Word for word, give the material below again, minus any images.

Data extracted from a collection ::
-- START --
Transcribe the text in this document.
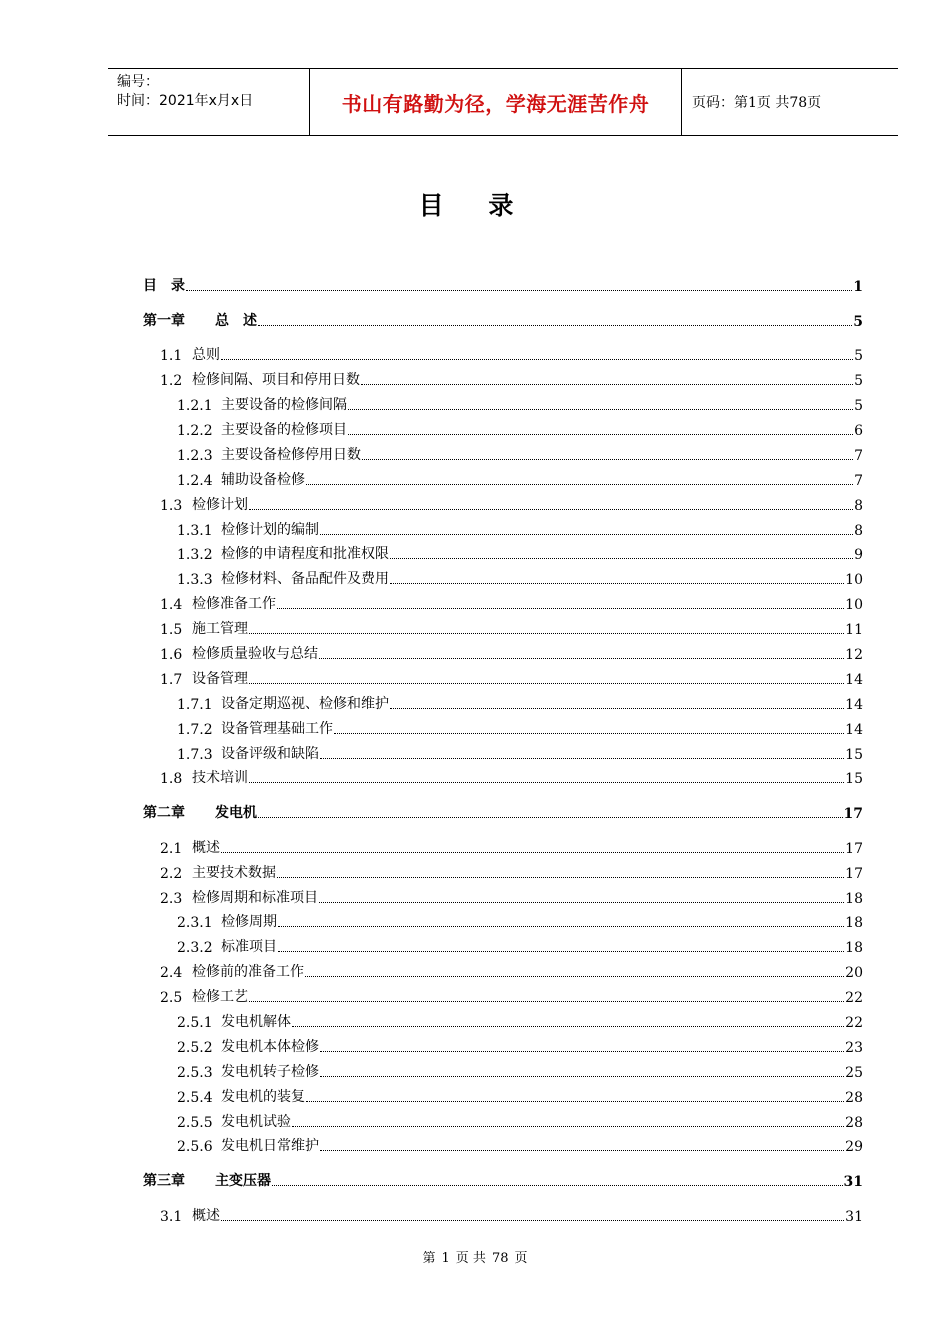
编号：
时间：2021年x月x日	书山有路勤为径，学海无涯苦作舟	页码：第1页 共78页
目 录
目　录	1
第一章	总　述	5
1.1 总则	5
1.2 检修间隔、项目和停用日数	5
1.2.1 主要设备的检修间隔	5
1.2.2 主要设备的检修项目	6
1.2.3 主要设备检修停用日数	7
1.2.4 辅助设备检修	7
1.3 检修计划	8
1.3.1 检修计划的编制	8
1.3.2 检修的申请程度和批准权限	9
1.3.3 检修材料、备品配件及费用	10
1.4 检修准备工作	10
1.5 施工管理	11
1.6 检修质量验收与总结	12
1.7 设备管理	14
1.7.1 设备定期巡视、检修和维护	14
1.7.2 设备管理基础工作	14
1.7.3 设备评级和缺陷	15
1.8 技术培训	15
第二章	发电机	17
2.1 概述	17
2.2 主要技术数据	17
2.3 检修周期和标准项目	18
2.3.1 检修周期	18
2.3.2 标准项目	18
2.4 检修前的准备工作	20
2.5 检修工艺	22
2.5.1 发电机解体	22
2.5.2 发电机本体检修	23
2.5.3 发电机转子检修	25
2.5.4 发电机的装复	28
2.5.5 发电机试验	28
2.5.6 发电机日常维护	29
第三章	主变压器	31
3.1 概述	31
第 1 页 共 78 页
-- END --
Solved exercise ::
Transcribe the text in this document.
编号：
时间：2021年x月x日	书山有路勤为径，学海无涯苦作舟	页码：第1页 共78页
目 录
目　录	1
第一章	总　述	5
1.1 总则	5
1.2 检修间隔、项目和停用日数	5
1.2.1 主要设备的检修间隔	5
1.2.2 主要设备的检修项目	6
1.2.3 主要设备检修停用日数	7
1.2.4 辅助设备检修	7
1.3 检修计划	8
1.3.1 检修计划的编制	8
1.3.2 检修的申请程度和批准权限	9
1.3.3 检修材料、备品配件及费用	10
1.4 检修准备工作	10
1.5 施工管理	11
1.6 检修质量验收与总结	12
1.7 设备管理	14
1.7.1 设备定期巡视、检修和维护	14
1.7.2 设备管理基础工作	14
1.7.3 设备评级和缺陷	15
1.8 技术培训	15
第二章	发电机	17
2.1 概述	17
2.2 主要技术数据	17
2.3 检修周期和标准项目	18
2.3.1 检修周期	18
2.3.2 标准项目	18
2.4 检修前的准备工作	20
2.5 检修工艺	22
2.5.1 发电机解体	22
2.5.2 发电机本体检修	23
2.5.3 发电机转子检修	25
2.5.4 发电机的装复	28
2.5.5 发电机试验	28
2.5.6 发电机日常维护	29
第三章	主变压器	31
3.1 概述	31
第 1 页 共 78 页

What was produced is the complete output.